## GIVEN INSTRUCTION
Retype all the records with nothing changed.

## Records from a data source
§
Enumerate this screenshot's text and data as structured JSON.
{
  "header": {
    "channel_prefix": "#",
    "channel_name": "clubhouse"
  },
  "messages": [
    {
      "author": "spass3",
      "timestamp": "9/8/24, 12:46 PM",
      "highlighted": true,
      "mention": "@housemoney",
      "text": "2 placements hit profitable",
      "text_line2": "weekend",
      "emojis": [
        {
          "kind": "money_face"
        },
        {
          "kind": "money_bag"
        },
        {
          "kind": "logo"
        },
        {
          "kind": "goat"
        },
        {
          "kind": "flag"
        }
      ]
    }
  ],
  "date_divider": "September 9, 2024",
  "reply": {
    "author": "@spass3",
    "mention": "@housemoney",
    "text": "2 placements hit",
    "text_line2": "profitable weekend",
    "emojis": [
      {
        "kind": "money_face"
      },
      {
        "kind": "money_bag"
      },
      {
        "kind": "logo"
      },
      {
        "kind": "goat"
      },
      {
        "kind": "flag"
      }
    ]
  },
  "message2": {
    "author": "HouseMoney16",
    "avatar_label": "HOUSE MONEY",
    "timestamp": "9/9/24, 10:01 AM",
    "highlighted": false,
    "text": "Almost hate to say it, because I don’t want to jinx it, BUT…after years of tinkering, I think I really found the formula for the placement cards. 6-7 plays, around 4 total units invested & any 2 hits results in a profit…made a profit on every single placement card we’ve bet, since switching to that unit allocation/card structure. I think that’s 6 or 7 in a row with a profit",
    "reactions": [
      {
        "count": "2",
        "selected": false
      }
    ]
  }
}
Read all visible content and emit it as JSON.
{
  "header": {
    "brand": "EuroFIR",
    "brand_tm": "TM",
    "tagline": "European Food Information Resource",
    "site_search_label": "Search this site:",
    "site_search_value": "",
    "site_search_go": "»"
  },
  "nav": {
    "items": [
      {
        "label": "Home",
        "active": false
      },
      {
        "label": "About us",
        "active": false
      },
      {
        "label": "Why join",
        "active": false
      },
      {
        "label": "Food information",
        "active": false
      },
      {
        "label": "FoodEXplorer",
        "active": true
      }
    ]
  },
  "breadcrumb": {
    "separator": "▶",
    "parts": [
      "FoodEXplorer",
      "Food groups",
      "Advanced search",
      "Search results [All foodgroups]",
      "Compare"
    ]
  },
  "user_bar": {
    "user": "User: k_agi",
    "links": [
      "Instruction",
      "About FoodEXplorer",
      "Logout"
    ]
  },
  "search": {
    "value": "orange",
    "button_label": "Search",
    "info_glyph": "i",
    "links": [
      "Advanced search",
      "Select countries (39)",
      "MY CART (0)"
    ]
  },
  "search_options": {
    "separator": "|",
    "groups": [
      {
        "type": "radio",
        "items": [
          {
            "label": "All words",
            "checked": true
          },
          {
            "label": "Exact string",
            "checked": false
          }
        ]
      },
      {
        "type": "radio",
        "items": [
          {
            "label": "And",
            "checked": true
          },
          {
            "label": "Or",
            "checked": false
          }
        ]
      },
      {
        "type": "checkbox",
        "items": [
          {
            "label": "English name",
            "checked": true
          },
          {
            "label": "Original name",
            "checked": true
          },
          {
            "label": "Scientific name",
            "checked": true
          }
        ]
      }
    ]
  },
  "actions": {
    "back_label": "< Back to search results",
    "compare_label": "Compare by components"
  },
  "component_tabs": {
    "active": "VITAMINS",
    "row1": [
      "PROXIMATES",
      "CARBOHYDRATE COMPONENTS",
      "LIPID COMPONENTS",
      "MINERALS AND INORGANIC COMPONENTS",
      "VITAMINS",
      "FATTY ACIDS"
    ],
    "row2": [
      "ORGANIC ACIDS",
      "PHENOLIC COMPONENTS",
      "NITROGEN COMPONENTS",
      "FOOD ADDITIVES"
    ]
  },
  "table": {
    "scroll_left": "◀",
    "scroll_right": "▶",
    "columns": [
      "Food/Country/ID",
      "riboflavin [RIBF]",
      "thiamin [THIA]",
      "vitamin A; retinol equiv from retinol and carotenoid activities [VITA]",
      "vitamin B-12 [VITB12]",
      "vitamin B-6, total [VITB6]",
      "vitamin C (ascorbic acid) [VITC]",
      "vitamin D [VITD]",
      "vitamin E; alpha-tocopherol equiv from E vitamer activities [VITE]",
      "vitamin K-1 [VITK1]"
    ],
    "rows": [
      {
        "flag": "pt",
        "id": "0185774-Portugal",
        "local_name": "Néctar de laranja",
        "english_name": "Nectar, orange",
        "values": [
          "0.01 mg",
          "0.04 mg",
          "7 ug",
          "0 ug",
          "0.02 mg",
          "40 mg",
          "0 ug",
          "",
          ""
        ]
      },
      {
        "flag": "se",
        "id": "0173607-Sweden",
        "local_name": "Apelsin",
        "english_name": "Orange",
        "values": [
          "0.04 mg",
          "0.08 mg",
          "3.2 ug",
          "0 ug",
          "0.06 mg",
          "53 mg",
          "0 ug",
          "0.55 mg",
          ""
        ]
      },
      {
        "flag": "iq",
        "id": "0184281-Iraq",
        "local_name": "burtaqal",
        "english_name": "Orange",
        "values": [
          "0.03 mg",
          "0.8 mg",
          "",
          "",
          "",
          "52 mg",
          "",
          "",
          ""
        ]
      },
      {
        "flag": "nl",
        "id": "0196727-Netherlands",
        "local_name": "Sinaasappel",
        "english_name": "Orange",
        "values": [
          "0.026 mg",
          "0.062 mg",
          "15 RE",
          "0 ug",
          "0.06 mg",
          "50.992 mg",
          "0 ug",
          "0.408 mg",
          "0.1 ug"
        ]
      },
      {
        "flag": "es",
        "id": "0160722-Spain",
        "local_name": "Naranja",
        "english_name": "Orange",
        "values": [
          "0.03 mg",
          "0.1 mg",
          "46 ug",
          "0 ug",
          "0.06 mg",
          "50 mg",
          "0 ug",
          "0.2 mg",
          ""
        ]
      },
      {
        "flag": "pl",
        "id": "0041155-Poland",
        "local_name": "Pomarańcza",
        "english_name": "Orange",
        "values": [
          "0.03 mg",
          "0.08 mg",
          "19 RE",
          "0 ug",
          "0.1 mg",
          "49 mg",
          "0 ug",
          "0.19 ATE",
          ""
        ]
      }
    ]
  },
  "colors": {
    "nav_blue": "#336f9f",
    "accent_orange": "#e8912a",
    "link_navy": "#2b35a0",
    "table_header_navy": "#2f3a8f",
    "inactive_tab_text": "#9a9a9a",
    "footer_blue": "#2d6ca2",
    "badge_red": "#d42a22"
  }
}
§
## SOLVED PROBLEM
Enumerate this screenshot's text and data as structured JSON.
{
  "header": {
    "channel_prefix": "#",
    "channel_name": "clubhouse"
  },
  "messages": [
    {
      "author": "spass3",
      "timestamp": "9/8/24, 12:46 PM",
      "highlighted": true,
      "mention": "@housemoney",
      "text": "2 placements hit profitable",
      "text_line2": "weekend",
      "emojis": [
        {
          "kind": "money_face"
        },
        {
          "kind": "money_bag"
        },
        {
          "kind": "logo"
        },
        {
          "kind": "goat"
        },
        {
          "kind": "flag"
        }
      ]
    }
  ],
  "date_divider": "September 9, 2024",
  "reply": {
    "author": "@spass3",
    "mention": "@housemoney",
    "text": "2 placements hit",
    "text_line2": "profitable weekend",
    "emojis": [
      {
        "kind": "money_face"
      },
      {
        "kind": "money_bag"
      },
      {
        "kind": "logo"
      },
      {
        "kind": "goat"
      },
      {
        "kind": "flag"
      }
    ]
  },
  "message2": {
    "author": "HouseMoney16",
    "avatar_label": "HOUSE MONEY",
    "timestamp": "9/9/24, 10:01 AM",
    "highlighted": false,
    "text": "Almost hate to say it, because I don’t want to jinx it, BUT…after years of tinkering, I think I really found the formula for the placement cards. 6-7 plays, around 4 total units invested & any 2 hits results in a profit…made a profit on every single placement card we’ve bet, since switching to that unit allocation/card structure. I think that’s 6 or 7 in a row with a profit",
    "reactions": [
      {
        "count": "2",
        "selected": false
      }
    ]
  }
}
Read all visible content and emit it as JSON.
{
  "header": {
    "brand": "EuroFIR",
    "brand_tm": "TM",
    "tagline": "European Food Information Resource",
    "site_search_label": "Search this site:",
    "site_search_value": "",
    "site_search_go": "»"
  },
  "nav": {
    "items": [
      {
        "label": "Home",
        "active": false
      },
      {
        "label": "About us",
        "active": false
      },
      {
        "label": "Why join",
        "active": false
      },
      {
        "label": "Food information",
        "active": false
      },
      {
        "label": "FoodEXplorer",
        "active": true
      }
    ]
  },
  "breadcrumb": {
    "separator": "▶",
    "parts": [
      "FoodEXplorer",
      "Food groups",
      "Advanced search",
      "Search results [All foodgroups]",
      "Compare"
    ]
  },
  "user_bar": {
    "user": "User: k_agi",
    "links": [
      "Instruction",
      "About FoodEXplorer",
      "Logout"
    ]
  },
  "search": {
    "value": "orange",
    "button_label": "Search",
    "info_glyph": "i",
    "links": [
      "Advanced search",
      "Select countries (39)",
      "MY CART (0)"
    ]
  },
  "search_options": {
    "separator": "|",
    "groups": [
      {
        "type": "radio",
        "items": [
          {
            "label": "All words",
            "checked": true
          },
          {
            "label": "Exact string",
            "checked": false
          }
        ]
      },
      {
        "type": "radio",
        "items": [
          {
            "label": "And",
            "checked": true
          },
          {
            "label": "Or",
            "checked": false
          }
        ]
      },
      {
        "type": "checkbox",
        "items": [
          {
            "label": "English name",
            "checked": true
          },
          {
            "label": "Original name",
            "checked": true
          },
          {
            "label": "Scientific name",
            "checked": true
          }
        ]
      }
    ]
  },
  "actions": {
    "back_label": "< Back to search results",
    "compare_label": "Compare by components"
  },
  "component_tabs": {
    "active": "VITAMINS",
    "row1": [
      "PROXIMATES",
      "CARBOHYDRATE COMPONENTS",
      "LIPID COMPONENTS",
      "MINERALS AND INORGANIC COMPONENTS",
      "VITAMINS",
      "FATTY ACIDS"
    ],
    "row2": [
      "ORGANIC ACIDS",
      "PHENOLIC COMPONENTS",
      "NITROGEN COMPONENTS",
      "FOOD ADDITIVES"
    ]
  },
  "table": {
    "scroll_left": "◀",
    "scroll_right": "▶",
    "columns": [
      "Food/Country/ID",
      "riboflavin [RIBF]",
      "thiamin [THIA]",
      "vitamin A; retinol equiv from retinol and carotenoid activities [VITA]",
      "vitamin B-12 [VITB12]",
      "vitamin B-6, total [VITB6]",
      "vitamin C (ascorbic acid) [VITC]",
      "vitamin D [VITD]",
      "vitamin E; alpha-tocopherol equiv from E vitamer activities [VITE]",
      "vitamin K-1 [VITK1]"
    ],
    "rows": [
      {
        "flag": "pt",
        "id": "0185774-Portugal",
        "local_name": "Néctar de laranja",
        "english_name": "Nectar, orange",
        "values": [
          "0.01 mg",
          "0.04 mg",
          "7 ug",
          "0 ug",
          "0.02 mg",
          "40 mg",
          "0 ug",
          "",
          ""
        ]
      },
      {
        "flag": "se",
        "id": "0173607-Sweden",
        "local_name": "Apelsin",
        "english_name": "Orange",
        "values": [
          "0.04 mg",
          "0.08 mg",
          "3.2 ug",
          "0 ug",
          "0.06 mg",
          "53 mg",
          "0 ug",
          "0.55 mg",
          ""
        ]
      },
      {
        "flag": "iq",
        "id": "0184281-Iraq",
        "local_name": "burtaqal",
        "english_name": "Orange",
        "values": [
          "0.03 mg",
          "0.8 mg",
          "",
          "",
          "",
          "52 mg",
          "",
          "",
          ""
        ]
      },
      {
        "flag": "nl",
        "id": "0196727-Netherlands",
        "local_name": "Sinaasappel",
        "english_name": "Orange",
        "values": [
          "0.026 mg",
          "0.062 mg",
          "15 RE",
          "0 ug",
          "0.06 mg",
          "50.992 mg",
          "0 ug",
          "0.408 mg",
          "0.1 ug"
        ]
      },
      {
        "flag": "es",
        "id": "0160722-Spain",
        "local_name": "Naranja",
        "english_name": "Orange",
        "values": [
          "0.03 mg",
          "0.1 mg",
          "46 ug",
          "0 ug",
          "0.06 mg",
          "50 mg",
          "0 ug",
          "0.2 mg",
          ""
        ]
      },
      {
        "flag": "pl",
        "id": "0041155-Poland",
        "local_name": "Pomarańcza",
        "english_name": "Orange",
        "values": [
          "0.03 mg",
          "0.08 mg",
          "19 RE",
          "0 ug",
          "0.1 mg",
          "49 mg",
          "0 ug",
          "0.19 ATE",
          ""
        ]
      }
    ]
  },
  "colors": {
    "nav_blue": "#336f9f",
    "accent_orange": "#e8912a",
    "link_navy": "#2b35a0",
    "table_header_navy": "#2f3a8f",
    "inactive_tab_text": "#9a9a9a",
    "footer_blue": "#2d6ca2",
    "badge_red": "#d42a22"
  }
}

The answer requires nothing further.